#### Records to use:
▶
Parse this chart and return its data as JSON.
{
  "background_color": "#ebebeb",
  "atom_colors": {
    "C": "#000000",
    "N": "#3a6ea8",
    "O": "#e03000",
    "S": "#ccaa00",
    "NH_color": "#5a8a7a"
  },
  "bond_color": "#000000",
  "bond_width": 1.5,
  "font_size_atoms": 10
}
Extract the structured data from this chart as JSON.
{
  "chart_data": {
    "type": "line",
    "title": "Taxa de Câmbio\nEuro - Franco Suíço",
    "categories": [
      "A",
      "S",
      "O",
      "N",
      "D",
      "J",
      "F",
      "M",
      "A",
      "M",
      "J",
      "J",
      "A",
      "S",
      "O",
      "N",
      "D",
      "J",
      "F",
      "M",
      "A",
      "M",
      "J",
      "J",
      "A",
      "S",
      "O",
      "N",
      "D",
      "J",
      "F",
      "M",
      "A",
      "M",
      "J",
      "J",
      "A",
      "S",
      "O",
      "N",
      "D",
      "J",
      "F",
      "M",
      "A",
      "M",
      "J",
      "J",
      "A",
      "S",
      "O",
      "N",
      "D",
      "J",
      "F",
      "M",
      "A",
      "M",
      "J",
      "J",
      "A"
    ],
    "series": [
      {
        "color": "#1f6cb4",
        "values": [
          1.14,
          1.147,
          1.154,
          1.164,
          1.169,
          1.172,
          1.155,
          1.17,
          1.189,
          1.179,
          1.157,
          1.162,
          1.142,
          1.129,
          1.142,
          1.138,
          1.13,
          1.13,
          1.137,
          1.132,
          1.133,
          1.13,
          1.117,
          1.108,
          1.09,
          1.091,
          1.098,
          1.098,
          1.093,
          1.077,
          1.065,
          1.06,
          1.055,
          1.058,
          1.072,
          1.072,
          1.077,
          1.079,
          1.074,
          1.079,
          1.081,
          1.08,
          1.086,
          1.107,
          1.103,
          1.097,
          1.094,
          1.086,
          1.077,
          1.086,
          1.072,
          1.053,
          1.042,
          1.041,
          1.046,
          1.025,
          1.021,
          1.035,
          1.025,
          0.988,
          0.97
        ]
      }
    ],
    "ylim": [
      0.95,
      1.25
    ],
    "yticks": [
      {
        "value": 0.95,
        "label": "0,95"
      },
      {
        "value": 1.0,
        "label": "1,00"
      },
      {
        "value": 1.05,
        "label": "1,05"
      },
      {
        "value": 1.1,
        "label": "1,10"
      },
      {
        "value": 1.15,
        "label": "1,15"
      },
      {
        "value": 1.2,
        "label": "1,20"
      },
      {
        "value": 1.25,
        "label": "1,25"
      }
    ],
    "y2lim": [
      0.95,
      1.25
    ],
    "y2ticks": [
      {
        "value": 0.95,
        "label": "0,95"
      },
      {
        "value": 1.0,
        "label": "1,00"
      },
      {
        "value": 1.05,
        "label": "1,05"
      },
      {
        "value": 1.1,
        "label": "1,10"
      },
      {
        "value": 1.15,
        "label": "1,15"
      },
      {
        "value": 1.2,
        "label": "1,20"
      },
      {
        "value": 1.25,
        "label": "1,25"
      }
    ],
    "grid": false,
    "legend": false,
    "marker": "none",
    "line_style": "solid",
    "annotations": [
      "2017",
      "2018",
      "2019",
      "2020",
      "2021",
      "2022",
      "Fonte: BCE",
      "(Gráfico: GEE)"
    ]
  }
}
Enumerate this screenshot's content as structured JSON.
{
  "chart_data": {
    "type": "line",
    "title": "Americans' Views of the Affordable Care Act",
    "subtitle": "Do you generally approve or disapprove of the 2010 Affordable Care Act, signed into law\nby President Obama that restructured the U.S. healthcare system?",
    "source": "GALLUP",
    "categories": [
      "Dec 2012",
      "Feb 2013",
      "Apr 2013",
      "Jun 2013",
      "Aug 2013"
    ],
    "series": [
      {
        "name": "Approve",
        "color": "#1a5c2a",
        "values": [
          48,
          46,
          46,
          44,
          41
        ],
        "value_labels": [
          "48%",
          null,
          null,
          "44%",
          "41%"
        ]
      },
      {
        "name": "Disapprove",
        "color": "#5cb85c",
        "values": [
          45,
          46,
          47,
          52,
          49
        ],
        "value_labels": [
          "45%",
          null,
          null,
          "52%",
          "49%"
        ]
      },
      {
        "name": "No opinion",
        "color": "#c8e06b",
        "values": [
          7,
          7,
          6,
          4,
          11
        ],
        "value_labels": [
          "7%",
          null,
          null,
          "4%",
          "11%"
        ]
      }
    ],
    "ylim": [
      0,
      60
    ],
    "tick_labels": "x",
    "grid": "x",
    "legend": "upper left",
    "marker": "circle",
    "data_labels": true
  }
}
◀
#### What is expected:
Would you restate each of the entries word for word?

#### Written response:
Parse this chart and return its data as JSON.
{
  "background_color": "#ebebeb",
  "atom_colors": {
    "C": "#000000",
    "N": "#3a6ea8",
    "O": "#e03000",
    "S": "#ccaa00",
    "NH_color": "#5a8a7a"
  },
  "bond_color": "#000000",
  "bond_width": 1.5,
  "font_size_atoms": 10
}
Extract the structured data from this chart as JSON.
{
  "chart_data": {
    "type": "line",
    "title": "Taxa de Câmbio\nEuro - Franco Suíço",
    "categories": [
      "A",
      "S",
      "O",
      "N",
      "D",
      "J",
      "F",
      "M",
      "A",
      "M",
      "J",
      "J",
      "A",
      "S",
      "O",
      "N",
      "D",
      "J",
      "F",
      "M",
      "A",
      "M",
      "J",
      "J",
      "A",
      "S",
      "O",
      "N",
      "D",
      "J",
      "F",
      "M",
      "A",
      "M",
      "J",
      "J",
      "A",
      "S",
      "O",
      "N",
      "D",
      "J",
      "F",
      "M",
      "A",
      "M",
      "J",
      "J",
      "A",
      "S",
      "O",
      "N",
      "D",
      "J",
      "F",
      "M",
      "A",
      "M",
      "J",
      "J",
      "A"
    ],
    "series": [
      {
        "color": "#1f6cb4",
        "values": [
          1.14,
          1.147,
          1.154,
          1.164,
          1.169,
          1.172,
          1.155,
          1.17,
          1.189,
          1.179,
          1.157,
          1.162,
          1.142,
          1.129,
          1.142,
          1.138,
          1.13,
          1.13,
          1.137,
          1.132,
          1.133,
          1.13,
          1.117,
          1.108,
          1.09,
          1.091,
          1.098,
          1.098,
          1.093,
          1.077,
          1.065,
          1.06,
          1.055,
          1.058,
          1.072,
          1.072,
          1.077,
          1.079,
          1.074,
          1.079,
          1.081,
          1.08,
          1.086,
          1.107,
          1.103,
          1.097,
          1.094,
          1.086,
          1.077,
          1.086,
          1.072,
          1.053,
          1.042,
          1.041,
          1.046,
          1.025,
          1.021,
          1.035,
          1.025,
          0.988,
          0.97
        ]
      }
    ],
    "ylim": [
      0.95,
      1.25
    ],
    "yticks": [
      {
        "value": 0.95,
        "label": "0,95"
      },
      {
        "value": 1.0,
        "label": "1,00"
      },
      {
        "value": 1.05,
        "label": "1,05"
      },
      {
        "value": 1.1,
        "label": "1,10"
      },
      {
        "value": 1.15,
        "label": "1,15"
      },
      {
        "value": 1.2,
        "label": "1,20"
      },
      {
        "value": 1.25,
        "label": "1,25"
      }
    ],
    "y2lim": [
      0.95,
      1.25
    ],
    "y2ticks": [
      {
        "value": 0.95,
        "label": "0,95"
      },
      {
        "value": 1.0,
        "label": "1,00"
      },
      {
        "value": 1.05,
        "label": "1,05"
      },
      {
        "value": 1.1,
        "label": "1,10"
      },
      {
        "value": 1.15,
        "label": "1,15"
      },
      {
        "value": 1.2,
        "label": "1,20"
      },
      {
        "value": 1.25,
        "label": "1,25"
      }
    ],
    "grid": false,
    "legend": false,
    "marker": "none",
    "line_style": "solid",
    "annotations": [
      "2017",
      "2018",
      "2019",
      "2020",
      "2021",
      "2022",
      "Fonte: BCE",
      "(Gráfico: GEE)"
    ]
  }
}
Enumerate this screenshot's content as structured JSON.
{
  "chart_data": {
    "type": "line",
    "title": "Americans' Views of the Affordable Care Act",
    "subtitle": "Do you generally approve or disapprove of the 2010 Affordable Care Act, signed into law\nby President Obama that restructured the U.S. healthcare system?",
    "source": "GALLUP",
    "categories": [
      "Dec 2012",
      "Feb 2013",
      "Apr 2013",
      "Jun 2013",
      "Aug 2013"
    ],
    "series": [
      {
        "name": "Approve",
        "color": "#1a5c2a",
        "values": [
          48,
          46,
          46,
          44,
          41
        ],
        "value_labels": [
          "48%",
          null,
          null,
          "44%",
          "41%"
        ]
      },
      {
        "name": "Disapprove",
        "color": "#5cb85c",
        "values": [
          45,
          46,
          47,
          52,
          49
        ],
        "value_labels": [
          "45%",
          null,
          null,
          "52%",
          "49%"
        ]
      },
      {
        "name": "No opinion",
        "color": "#c8e06b",
        "values": [
          7,
          7,
          6,
          4,
          11
        ],
        "value_labels": [
          "7%",
          null,
          null,
          "4%",
          "11%"
        ]
      }
    ],
    "ylim": [
      0,
      60
    ],
    "tick_labels": "x",
    "grid": "x",
    "legend": "upper left",
    "marker": "circle",
    "data_labels": true
  }
}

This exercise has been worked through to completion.